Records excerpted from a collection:

================================

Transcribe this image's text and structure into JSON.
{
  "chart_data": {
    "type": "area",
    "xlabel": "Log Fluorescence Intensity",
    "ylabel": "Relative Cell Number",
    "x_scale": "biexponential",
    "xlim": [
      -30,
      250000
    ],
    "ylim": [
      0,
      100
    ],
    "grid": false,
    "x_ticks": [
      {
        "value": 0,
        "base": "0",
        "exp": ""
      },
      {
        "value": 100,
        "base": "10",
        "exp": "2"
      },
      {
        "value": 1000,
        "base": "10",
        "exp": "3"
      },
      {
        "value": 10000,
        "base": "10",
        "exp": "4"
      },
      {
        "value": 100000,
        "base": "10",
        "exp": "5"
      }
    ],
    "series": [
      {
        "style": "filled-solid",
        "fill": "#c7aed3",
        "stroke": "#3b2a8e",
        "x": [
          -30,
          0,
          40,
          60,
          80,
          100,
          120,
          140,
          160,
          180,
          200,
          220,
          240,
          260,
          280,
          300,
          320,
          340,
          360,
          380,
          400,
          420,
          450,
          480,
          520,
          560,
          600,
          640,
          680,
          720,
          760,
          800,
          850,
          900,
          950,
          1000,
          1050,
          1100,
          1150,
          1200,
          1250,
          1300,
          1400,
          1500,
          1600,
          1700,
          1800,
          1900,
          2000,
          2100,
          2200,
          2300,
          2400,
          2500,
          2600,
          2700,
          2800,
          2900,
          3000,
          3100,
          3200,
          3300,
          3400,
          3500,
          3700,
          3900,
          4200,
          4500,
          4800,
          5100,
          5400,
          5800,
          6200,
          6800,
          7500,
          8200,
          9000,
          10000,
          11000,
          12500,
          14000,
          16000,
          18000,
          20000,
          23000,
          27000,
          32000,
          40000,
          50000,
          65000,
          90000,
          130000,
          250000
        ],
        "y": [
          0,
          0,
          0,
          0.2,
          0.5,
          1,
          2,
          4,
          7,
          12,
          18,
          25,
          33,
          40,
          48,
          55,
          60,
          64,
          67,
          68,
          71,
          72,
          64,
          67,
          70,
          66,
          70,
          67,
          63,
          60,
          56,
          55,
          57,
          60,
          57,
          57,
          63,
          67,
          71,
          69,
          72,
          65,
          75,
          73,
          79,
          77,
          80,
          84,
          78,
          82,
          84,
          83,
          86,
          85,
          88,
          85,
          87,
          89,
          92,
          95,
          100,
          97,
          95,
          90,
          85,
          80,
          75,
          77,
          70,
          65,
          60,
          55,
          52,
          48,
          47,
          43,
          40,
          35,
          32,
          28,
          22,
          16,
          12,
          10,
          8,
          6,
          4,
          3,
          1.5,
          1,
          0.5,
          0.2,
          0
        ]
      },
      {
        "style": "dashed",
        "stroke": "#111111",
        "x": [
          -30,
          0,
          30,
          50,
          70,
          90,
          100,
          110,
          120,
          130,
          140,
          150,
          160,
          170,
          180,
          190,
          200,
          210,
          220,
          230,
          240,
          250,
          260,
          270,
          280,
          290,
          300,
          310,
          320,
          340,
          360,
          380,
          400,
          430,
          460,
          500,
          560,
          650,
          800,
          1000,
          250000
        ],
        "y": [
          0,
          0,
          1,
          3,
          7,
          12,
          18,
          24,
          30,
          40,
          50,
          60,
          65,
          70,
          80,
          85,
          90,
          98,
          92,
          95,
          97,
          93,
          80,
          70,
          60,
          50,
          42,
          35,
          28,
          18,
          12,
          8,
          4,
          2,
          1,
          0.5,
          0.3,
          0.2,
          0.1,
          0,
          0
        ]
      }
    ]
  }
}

================================

## YOUR INSTRUCTIONS
All of the entries should be written out again exactly.

## TASK RESPONSE
Transcribe this image's text and structure into JSON.
{
  "chart_data": {
    "type": "area",
    "xlabel": "Log Fluorescence Intensity",
    "ylabel": "Relative Cell Number",
    "x_scale": "biexponential",
    "xlim": [
      -30,
      250000
    ],
    "ylim": [
      0,
      100
    ],
    "grid": false,
    "x_ticks": [
      {
        "value": 0,
        "base": "0",
        "exp": ""
      },
      {
        "value": 100,
        "base": "10",
        "exp": "2"
      },
      {
        "value": 1000,
        "base": "10",
        "exp": "3"
      },
      {
        "value": 10000,
        "base": "10",
        "exp": "4"
      },
      {
        "value": 100000,
        "base": "10",
        "exp": "5"
      }
    ],
    "series": [
      {
        "style": "filled-solid",
        "fill": "#c7aed3",
        "stroke": "#3b2a8e",
        "x": [
          -30,
          0,
          40,
          60,
          80,
          100,
          120,
          140,
          160,
          180,
          200,
          220,
          240,
          260,
          280,
          300,
          320,
          340,
          360,
          380,
          400,
          420,
          450,
          480,
          520,
          560,
          600,
          640,
          680,
          720,
          760,
          800,
          850,
          900,
          950,
          1000,
          1050,
          1100,
          1150,
          1200,
          1250,
          1300,
          1400,
          1500,
          1600,
          1700,
          1800,
          1900,
          2000,
          2100,
          2200,
          2300,
          2400,
          2500,
          2600,
          2700,
          2800,
          2900,
          3000,
          3100,
          3200,
          3300,
          3400,
          3500,
          3700,
          3900,
          4200,
          4500,
          4800,
          5100,
          5400,
          5800,
          6200,
          6800,
          7500,
          8200,
          9000,
          10000,
          11000,
          12500,
          14000,
          16000,
          18000,
          20000,
          23000,
          27000,
          32000,
          40000,
          50000,
          65000,
          90000,
          130000,
          250000
        ],
        "y": [
          0,
          0,
          0,
          0.2,
          0.5,
          1,
          2,
          4,
          7,
          12,
          18,
          25,
          33,
          40,
          48,
          55,
          60,
          64,
          67,
          68,
          71,
          72,
          64,
          67,
          70,
          66,
          70,
          67,
          63,
          60,
          56,
          55,
          57,
          60,
          57,
          57,
          63,
          67,
          71,
          69,
          72,
          65,
          75,
          73,
          79,
          77,
          80,
          84,
          78,
          82,
          84,
          83,
          86,
          85,
          88,
          85,
          87,
          89,
          92,
          95,
          100,
          97,
          95,
          90,
          85,
          80,
          75,
          77,
          70,
          65,
          60,
          55,
          52,
          48,
          47,
          43,
          40,
          35,
          32,
          28,
          22,
          16,
          12,
          10,
          8,
          6,
          4,
          3,
          1.5,
          1,
          0.5,
          0.2,
          0
        ]
      },
      {
        "style": "dashed",
        "stroke": "#111111",
        "x": [
          -30,
          0,
          30,
          50,
          70,
          90,
          100,
          110,
          120,
          130,
          140,
          150,
          160,
          170,
          180,
          190,
          200,
          210,
          220,
          230,
          240,
          250,
          260,
          270,
          280,
          290,
          300,
          310,
          320,
          340,
          360,
          380,
          400,
          430,
          460,
          500,
          560,
          650,
          800,
          1000,
          250000
        ],
        "y": [
          0,
          0,
          1,
          3,
          7,
          12,
          18,
          24,
          30,
          40,
          50,
          60,
          65,
          70,
          80,
          85,
          90,
          98,
          92,
          95,
          97,
          93,
          80,
          70,
          60,
          50,
          42,
          35,
          28,
          18,
          12,
          8,
          4,
          2,
          1,
          0.5,
          0.3,
          0.2,
          0.1,
          0,
          0
        ]
      }
    ]
  }
}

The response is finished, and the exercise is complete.